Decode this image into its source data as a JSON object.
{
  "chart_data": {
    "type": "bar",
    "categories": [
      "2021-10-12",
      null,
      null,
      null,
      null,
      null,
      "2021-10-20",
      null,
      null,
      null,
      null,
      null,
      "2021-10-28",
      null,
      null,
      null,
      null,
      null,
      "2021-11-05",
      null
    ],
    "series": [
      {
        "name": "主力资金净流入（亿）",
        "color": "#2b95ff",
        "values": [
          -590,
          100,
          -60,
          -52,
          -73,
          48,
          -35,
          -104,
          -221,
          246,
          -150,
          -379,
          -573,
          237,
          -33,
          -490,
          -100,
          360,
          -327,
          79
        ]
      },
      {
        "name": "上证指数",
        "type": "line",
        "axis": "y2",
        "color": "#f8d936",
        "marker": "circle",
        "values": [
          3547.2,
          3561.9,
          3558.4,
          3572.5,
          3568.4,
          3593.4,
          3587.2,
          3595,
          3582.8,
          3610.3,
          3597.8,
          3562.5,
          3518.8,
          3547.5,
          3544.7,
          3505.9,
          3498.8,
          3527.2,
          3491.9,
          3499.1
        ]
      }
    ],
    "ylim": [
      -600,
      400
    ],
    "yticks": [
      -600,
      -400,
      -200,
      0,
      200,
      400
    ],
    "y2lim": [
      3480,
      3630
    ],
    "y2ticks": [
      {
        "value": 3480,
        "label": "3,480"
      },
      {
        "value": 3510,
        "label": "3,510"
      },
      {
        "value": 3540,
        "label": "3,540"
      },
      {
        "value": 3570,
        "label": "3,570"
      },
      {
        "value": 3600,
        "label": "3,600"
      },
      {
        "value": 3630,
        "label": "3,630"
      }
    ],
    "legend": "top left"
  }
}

* What is required
Extract from the data every line where "label" shows up.

* Written response
        "label": "3,480"
        "label": "3,510"
        "label": "3,540"
        "label": "3,570"
        "label": "3,600"
        "label": "3,630"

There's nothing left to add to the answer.